_Supplied information_.
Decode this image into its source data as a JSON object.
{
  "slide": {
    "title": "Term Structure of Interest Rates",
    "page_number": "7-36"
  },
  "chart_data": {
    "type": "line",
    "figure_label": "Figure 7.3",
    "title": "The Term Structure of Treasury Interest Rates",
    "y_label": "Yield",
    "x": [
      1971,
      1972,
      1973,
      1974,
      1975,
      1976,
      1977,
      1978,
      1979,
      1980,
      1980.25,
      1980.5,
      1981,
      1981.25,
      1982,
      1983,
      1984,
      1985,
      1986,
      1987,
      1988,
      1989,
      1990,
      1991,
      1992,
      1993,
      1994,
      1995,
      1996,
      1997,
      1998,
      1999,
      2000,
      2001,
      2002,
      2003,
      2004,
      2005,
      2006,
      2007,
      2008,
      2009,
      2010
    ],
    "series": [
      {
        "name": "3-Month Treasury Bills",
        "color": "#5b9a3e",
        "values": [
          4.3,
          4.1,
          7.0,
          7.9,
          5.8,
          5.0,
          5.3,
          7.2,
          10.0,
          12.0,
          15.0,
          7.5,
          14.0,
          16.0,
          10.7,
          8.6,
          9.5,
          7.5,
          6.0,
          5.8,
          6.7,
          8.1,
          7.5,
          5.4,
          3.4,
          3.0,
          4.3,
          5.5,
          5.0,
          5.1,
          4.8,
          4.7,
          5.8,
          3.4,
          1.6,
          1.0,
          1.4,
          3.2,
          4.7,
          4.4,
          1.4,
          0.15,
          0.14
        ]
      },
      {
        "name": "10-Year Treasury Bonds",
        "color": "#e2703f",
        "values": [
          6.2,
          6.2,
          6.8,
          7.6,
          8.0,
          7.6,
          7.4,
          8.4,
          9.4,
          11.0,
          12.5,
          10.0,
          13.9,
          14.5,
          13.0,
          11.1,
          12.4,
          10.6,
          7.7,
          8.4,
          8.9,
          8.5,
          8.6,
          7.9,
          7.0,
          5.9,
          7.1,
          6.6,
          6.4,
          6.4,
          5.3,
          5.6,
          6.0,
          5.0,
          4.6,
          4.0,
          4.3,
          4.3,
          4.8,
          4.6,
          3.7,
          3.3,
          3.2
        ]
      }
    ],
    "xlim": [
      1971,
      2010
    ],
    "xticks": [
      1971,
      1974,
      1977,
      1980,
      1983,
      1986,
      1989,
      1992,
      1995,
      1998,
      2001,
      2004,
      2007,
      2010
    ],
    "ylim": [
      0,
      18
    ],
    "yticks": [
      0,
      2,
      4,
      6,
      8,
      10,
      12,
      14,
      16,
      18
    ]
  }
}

_Problem details_. Set down every record above exactly as given.

_Response for this exercise_.
Decode this image into its source data as a JSON object.
{
  "slide": {
    "title": "Term Structure of Interest Rates",
    "page_number": "7-36"
  },
  "chart_data": {
    "type": "line",
    "figure_label": "Figure 7.3",
    "title": "The Term Structure of Treasury Interest Rates",
    "y_label": "Yield",
    "x": [
      1971,
      1972,
      1973,
      1974,
      1975,
      1976,
      1977,
      1978,
      1979,
      1980,
      1980.25,
      1980.5,
      1981,
      1981.25,
      1982,
      1983,
      1984,
      1985,
      1986,
      1987,
      1988,
      1989,
      1990,
      1991,
      1992,
      1993,
      1994,
      1995,
      1996,
      1997,
      1998,
      1999,
      2000,
      2001,
      2002,
      2003,
      2004,
      2005,
      2006,
      2007,
      2008,
      2009,
      2010
    ],
    "series": [
      {
        "name": "3-Month Treasury Bills",
        "color": "#5b9a3e",
        "values": [
          4.3,
          4.1,
          7.0,
          7.9,
          5.8,
          5.0,
          5.3,
          7.2,
          10.0,
          12.0,
          15.0,
          7.5,
          14.0,
          16.0,
          10.7,
          8.6,
          9.5,
          7.5,
          6.0,
          5.8,
          6.7,
          8.1,
          7.5,
          5.4,
          3.4,
          3.0,
          4.3,
          5.5,
          5.0,
          5.1,
          4.8,
          4.7,
          5.8,
          3.4,
          1.6,
          1.0,
          1.4,
          3.2,
          4.7,
          4.4,
          1.4,
          0.15,
          0.14
        ]
      },
      {
        "name": "10-Year Treasury Bonds",
        "color": "#e2703f",
        "values": [
          6.2,
          6.2,
          6.8,
          7.6,
          8.0,
          7.6,
          7.4,
          8.4,
          9.4,
          11.0,
          12.5,
          10.0,
          13.9,
          14.5,
          13.0,
          11.1,
          12.4,
          10.6,
          7.7,
          8.4,
          8.9,
          8.5,
          8.6,
          7.9,
          7.0,
          5.9,
          7.1,
          6.6,
          6.4,
          6.4,
          5.3,
          5.6,
          6.0,
          5.0,
          4.6,
          4.0,
          4.3,
          4.3,
          4.8,
          4.6,
          3.7,
          3.3,
          3.2
        ]
      }
    ],
    "xlim": [
      1971,
      2010
    ],
    "xticks": [
      1971,
      1974,
      1977,
      1980,
      1983,
      1986,
      1989,
      1992,
      1995,
      1998,
      2001,
      2004,
      2007,
      2010
    ],
    "ylim": [
      0,
      18
    ],
    "yticks": [
      0,
      2,
      4,
      6,
      8,
      10,
      12,
      14,
      16,
      18
    ]
  }
}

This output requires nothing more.